[Collected data]
● ● ●

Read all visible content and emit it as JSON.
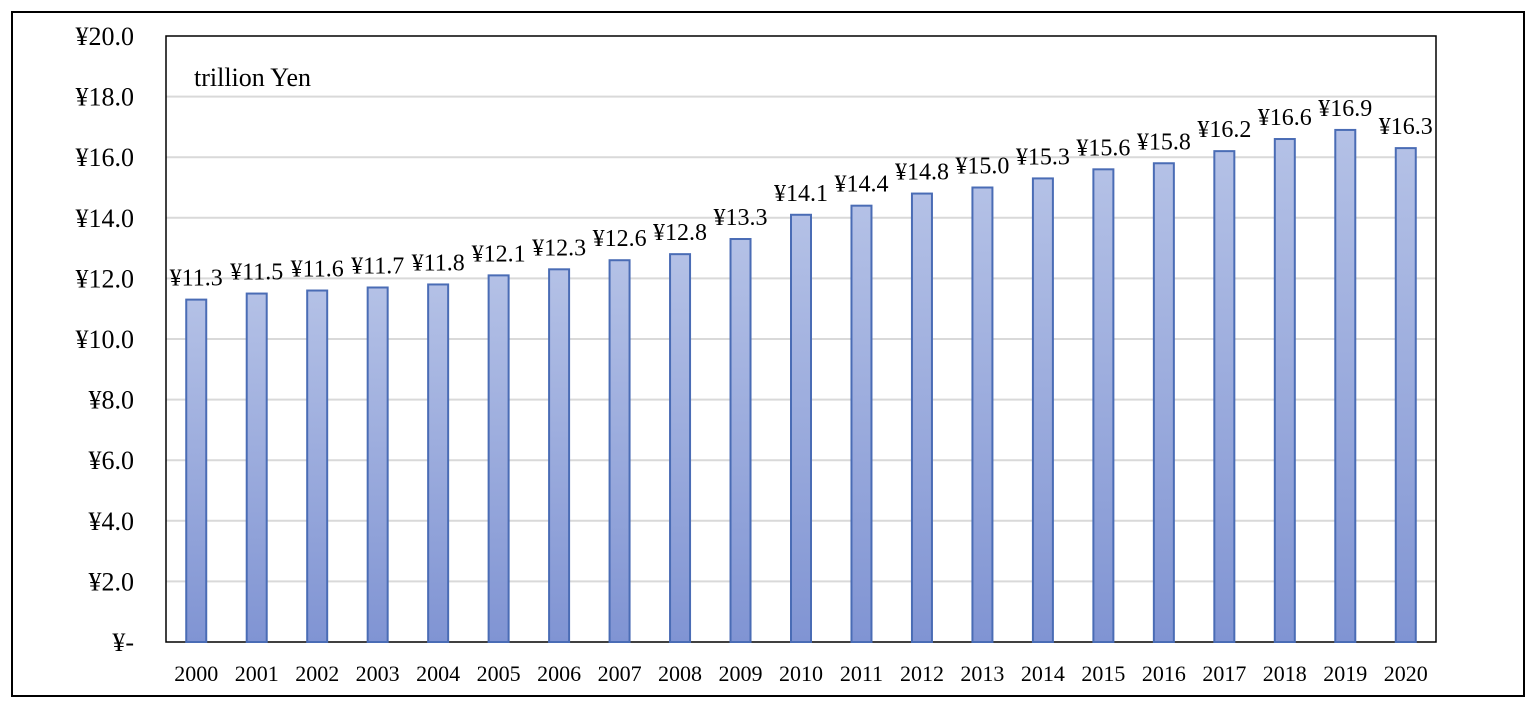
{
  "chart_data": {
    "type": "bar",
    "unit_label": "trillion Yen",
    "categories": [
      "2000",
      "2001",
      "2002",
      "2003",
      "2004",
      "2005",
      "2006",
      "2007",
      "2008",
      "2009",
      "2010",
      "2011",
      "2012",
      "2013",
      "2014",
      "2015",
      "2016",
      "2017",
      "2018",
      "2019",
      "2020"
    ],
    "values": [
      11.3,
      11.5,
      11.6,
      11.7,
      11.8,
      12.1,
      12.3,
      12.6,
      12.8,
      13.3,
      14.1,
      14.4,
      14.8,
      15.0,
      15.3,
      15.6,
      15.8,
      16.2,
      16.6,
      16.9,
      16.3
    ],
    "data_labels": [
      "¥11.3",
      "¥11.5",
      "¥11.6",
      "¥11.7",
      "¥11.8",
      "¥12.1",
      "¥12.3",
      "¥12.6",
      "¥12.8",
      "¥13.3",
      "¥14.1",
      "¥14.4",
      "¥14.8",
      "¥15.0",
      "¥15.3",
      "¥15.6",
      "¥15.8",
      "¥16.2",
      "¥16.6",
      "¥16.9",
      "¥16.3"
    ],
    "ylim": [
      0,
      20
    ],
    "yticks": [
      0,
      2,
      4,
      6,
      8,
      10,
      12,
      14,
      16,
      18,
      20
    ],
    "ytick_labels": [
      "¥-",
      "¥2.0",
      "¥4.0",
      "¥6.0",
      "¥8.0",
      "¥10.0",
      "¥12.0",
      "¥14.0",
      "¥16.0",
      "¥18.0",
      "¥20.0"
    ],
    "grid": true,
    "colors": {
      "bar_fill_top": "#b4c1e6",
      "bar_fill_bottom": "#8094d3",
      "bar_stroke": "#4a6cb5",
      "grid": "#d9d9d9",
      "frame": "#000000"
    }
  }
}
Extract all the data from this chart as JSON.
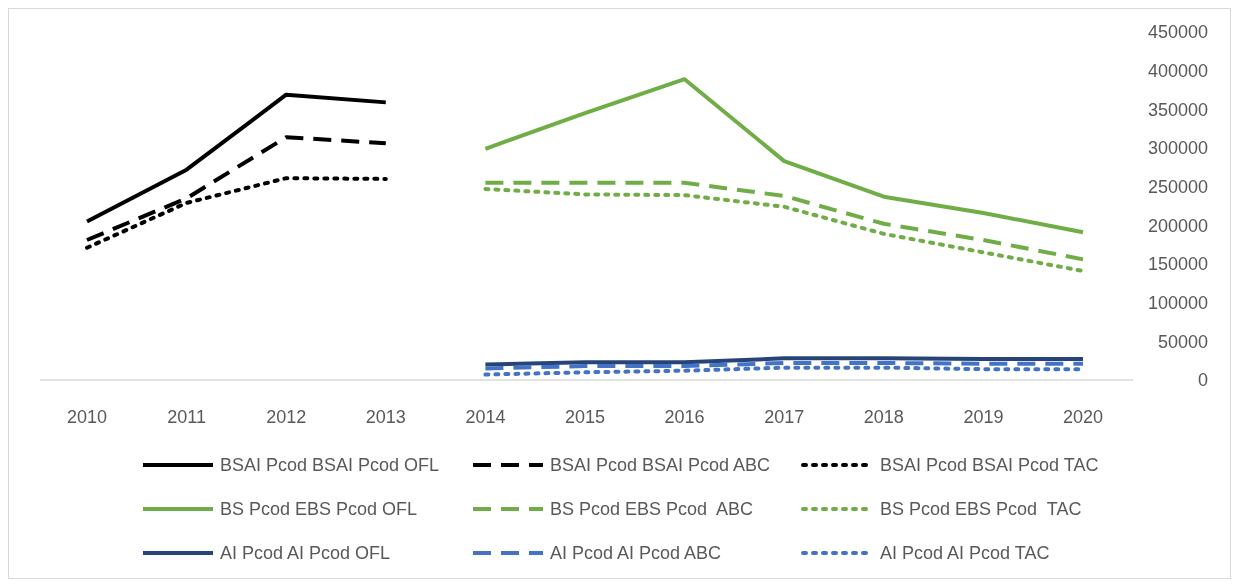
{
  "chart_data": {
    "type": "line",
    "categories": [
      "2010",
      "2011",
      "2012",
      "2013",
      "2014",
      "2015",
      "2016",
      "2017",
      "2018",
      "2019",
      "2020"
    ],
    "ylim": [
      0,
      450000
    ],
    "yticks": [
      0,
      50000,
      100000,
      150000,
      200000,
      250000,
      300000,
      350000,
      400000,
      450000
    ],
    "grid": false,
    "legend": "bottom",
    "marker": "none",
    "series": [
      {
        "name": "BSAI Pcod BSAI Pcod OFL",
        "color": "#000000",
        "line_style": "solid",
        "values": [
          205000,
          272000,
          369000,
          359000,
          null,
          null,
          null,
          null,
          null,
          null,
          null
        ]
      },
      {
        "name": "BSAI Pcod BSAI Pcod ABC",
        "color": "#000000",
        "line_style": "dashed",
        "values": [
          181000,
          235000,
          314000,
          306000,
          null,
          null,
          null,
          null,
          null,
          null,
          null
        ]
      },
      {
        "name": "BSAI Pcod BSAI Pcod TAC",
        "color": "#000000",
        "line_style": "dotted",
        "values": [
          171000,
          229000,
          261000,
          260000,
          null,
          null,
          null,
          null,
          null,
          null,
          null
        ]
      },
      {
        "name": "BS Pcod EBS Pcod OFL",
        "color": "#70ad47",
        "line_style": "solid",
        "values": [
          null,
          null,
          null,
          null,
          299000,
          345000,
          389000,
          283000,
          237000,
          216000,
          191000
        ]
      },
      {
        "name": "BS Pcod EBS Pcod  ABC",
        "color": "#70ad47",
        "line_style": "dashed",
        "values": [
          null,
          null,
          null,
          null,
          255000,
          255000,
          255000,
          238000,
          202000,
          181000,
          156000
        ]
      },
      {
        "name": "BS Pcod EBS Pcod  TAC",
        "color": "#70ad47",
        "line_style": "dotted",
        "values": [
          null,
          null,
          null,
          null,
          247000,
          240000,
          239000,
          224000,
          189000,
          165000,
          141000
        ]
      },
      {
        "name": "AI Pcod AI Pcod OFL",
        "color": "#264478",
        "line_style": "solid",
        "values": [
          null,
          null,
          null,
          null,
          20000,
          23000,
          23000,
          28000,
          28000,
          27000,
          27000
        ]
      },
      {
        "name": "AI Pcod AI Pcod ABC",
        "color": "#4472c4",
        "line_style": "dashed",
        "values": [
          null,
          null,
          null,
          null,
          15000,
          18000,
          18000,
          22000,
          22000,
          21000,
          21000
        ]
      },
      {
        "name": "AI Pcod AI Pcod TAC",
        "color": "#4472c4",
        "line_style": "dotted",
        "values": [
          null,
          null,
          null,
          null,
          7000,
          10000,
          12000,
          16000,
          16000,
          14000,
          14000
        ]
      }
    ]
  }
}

● ● ●

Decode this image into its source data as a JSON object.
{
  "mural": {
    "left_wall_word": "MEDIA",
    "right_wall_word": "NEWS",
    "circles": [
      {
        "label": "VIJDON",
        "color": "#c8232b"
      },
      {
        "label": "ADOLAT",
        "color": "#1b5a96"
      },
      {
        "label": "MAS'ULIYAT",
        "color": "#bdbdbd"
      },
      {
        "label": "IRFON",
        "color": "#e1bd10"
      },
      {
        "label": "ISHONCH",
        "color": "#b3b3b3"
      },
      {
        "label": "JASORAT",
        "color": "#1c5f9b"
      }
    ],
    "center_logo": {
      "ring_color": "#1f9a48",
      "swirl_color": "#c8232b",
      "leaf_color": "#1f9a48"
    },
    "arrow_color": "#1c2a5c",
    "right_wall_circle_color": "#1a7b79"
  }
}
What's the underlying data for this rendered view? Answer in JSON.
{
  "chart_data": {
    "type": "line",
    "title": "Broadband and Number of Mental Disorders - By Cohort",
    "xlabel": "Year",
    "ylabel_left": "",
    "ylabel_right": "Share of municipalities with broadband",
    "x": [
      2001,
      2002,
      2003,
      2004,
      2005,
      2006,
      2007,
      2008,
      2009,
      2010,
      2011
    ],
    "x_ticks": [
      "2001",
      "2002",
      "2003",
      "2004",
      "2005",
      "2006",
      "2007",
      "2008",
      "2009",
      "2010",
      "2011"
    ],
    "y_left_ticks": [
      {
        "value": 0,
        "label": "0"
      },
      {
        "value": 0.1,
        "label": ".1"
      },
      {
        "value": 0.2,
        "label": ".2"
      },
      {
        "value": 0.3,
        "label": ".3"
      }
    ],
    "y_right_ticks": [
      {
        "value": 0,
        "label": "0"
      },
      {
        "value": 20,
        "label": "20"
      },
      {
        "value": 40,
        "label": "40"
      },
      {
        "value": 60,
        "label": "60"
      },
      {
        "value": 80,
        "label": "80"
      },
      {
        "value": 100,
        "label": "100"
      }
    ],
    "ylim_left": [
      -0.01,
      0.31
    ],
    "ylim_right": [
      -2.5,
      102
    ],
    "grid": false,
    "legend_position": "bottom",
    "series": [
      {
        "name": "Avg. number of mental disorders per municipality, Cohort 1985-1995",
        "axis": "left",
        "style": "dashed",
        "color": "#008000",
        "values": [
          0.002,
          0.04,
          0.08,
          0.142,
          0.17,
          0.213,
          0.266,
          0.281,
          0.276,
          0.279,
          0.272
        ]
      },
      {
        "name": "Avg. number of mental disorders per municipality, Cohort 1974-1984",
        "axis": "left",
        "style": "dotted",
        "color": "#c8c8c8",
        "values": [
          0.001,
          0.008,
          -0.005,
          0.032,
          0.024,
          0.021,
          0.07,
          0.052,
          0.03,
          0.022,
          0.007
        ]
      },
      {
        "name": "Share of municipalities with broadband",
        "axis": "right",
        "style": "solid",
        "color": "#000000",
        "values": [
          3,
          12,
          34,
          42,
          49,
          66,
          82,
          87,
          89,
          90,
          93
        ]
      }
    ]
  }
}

● ● ●

Set problem:
Show every line from the entries above in which the word "name" appears.

Reply to the task:
        "name": "BSAI Pcod BSAI Pcod OFL",
        "name": "BSAI Pcod BSAI Pcod ABC",
        "name": "BSAI Pcod BSAI Pcod TAC",
        "name": "BS Pcod EBS Pcod OFL",
        "name": "BS Pcod EBS Pcod  ABC",
        "name": "BS Pcod EBS Pcod  TAC",
        "name": "AI Pcod AI Pcod OFL",
        "name": "AI Pcod AI Pcod ABC",
        "name": "AI Pcod AI Pcod TAC",
        "name": "Avg. number of mental disorders per municipality, Cohort 1985-1995",
        "name": "Avg. number of mental disorders per municipality, Cohort 1974-1984",
        "name": "Share of municipalities with broadband",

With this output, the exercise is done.